— Description of the task —
Read the records below and copy each line that contains "text".
====== Extracted data
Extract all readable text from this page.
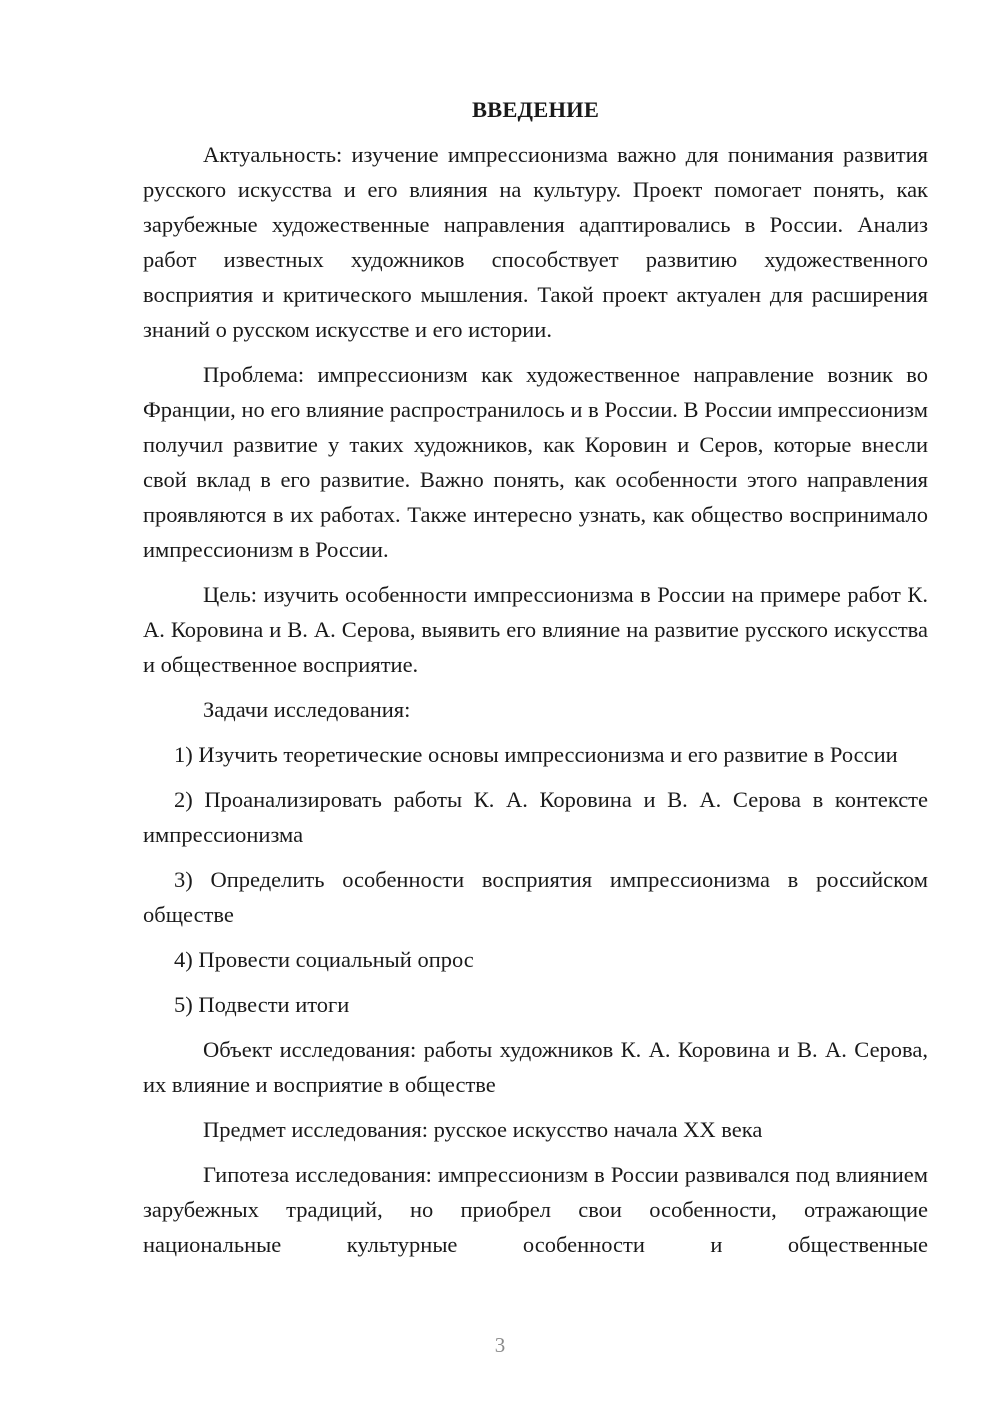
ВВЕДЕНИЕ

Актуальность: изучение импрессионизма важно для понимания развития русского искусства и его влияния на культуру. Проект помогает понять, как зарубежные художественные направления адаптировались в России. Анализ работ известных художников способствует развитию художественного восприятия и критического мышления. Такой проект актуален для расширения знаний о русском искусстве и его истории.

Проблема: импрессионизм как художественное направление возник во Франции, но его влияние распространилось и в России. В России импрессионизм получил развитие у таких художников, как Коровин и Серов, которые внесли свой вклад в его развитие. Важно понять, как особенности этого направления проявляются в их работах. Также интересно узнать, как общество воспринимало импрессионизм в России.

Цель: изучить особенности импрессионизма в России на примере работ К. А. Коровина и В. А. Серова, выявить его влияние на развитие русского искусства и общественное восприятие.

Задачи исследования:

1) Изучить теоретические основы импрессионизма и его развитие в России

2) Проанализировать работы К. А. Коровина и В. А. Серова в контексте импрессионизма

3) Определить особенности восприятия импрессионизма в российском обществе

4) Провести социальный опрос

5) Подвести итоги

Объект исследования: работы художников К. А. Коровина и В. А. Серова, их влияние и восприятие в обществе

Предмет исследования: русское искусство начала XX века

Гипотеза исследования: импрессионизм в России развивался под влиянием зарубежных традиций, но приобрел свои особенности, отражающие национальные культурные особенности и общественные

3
============
====== Extracted data
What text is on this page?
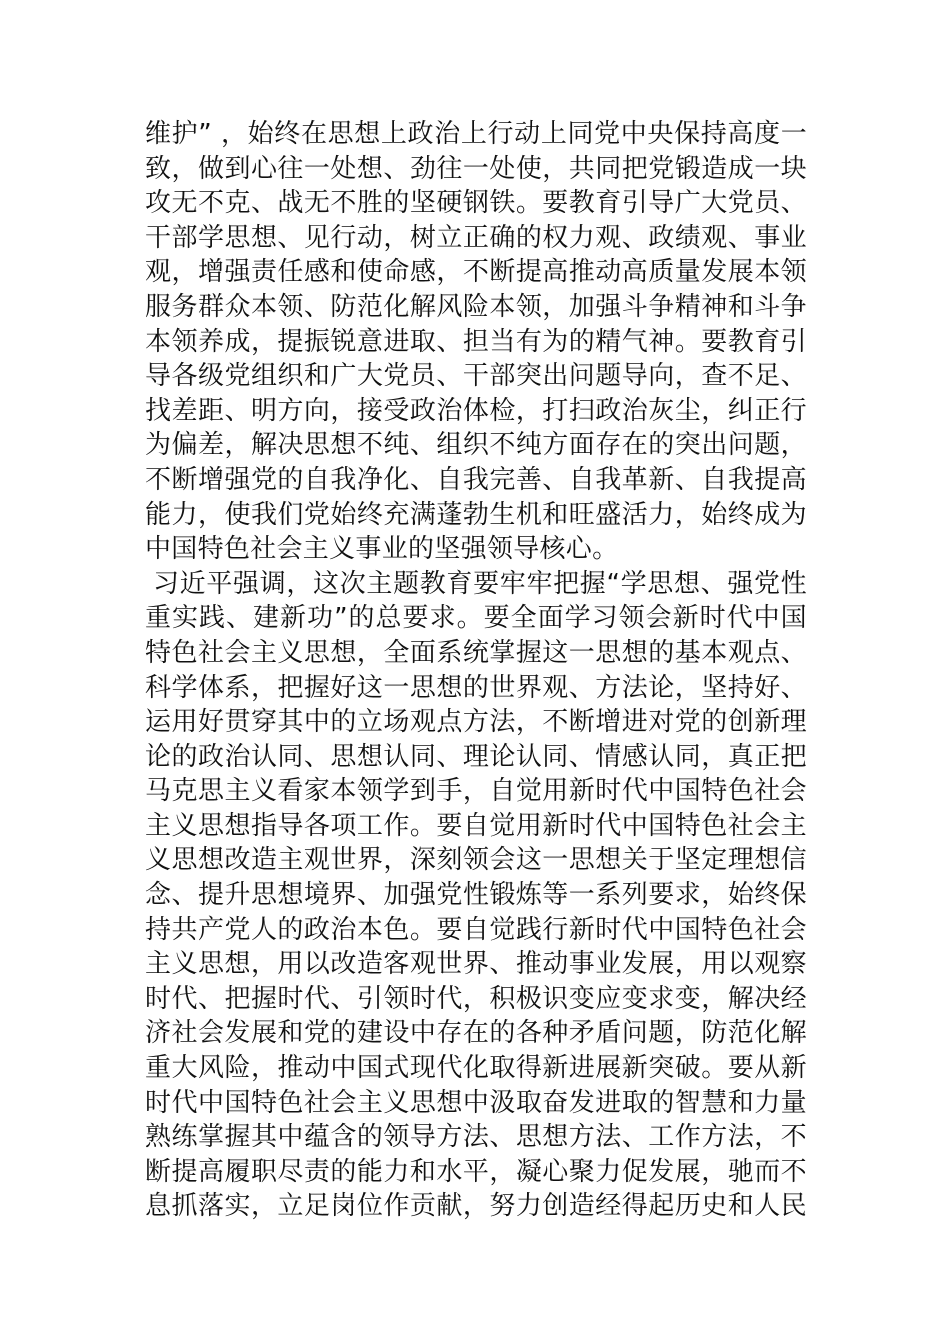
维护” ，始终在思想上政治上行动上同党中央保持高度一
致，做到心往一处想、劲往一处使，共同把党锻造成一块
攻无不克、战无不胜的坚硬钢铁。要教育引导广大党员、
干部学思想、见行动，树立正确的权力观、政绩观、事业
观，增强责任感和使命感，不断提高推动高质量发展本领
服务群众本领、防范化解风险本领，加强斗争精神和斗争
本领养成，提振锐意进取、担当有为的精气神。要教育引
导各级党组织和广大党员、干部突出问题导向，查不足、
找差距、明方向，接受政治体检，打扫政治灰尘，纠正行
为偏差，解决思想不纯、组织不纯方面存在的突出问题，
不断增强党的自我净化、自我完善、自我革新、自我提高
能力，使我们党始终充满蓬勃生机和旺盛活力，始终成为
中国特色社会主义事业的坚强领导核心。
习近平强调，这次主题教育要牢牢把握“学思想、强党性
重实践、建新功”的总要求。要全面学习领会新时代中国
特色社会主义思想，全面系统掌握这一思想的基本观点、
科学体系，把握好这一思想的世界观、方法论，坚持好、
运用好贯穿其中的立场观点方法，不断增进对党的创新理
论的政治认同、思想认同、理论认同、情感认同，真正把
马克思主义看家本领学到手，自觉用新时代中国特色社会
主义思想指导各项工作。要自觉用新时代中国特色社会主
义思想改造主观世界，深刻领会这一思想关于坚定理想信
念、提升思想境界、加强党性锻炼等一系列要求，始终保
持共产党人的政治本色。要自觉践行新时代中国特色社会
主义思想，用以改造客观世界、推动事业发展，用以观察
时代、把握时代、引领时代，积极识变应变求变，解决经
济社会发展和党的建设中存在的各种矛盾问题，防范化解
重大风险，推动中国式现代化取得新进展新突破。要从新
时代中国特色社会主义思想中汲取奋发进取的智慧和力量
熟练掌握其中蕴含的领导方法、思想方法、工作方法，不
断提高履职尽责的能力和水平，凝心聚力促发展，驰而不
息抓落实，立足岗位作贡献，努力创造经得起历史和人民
============
— Worked answer —
Extract all readable text from this page.
What text is on this page?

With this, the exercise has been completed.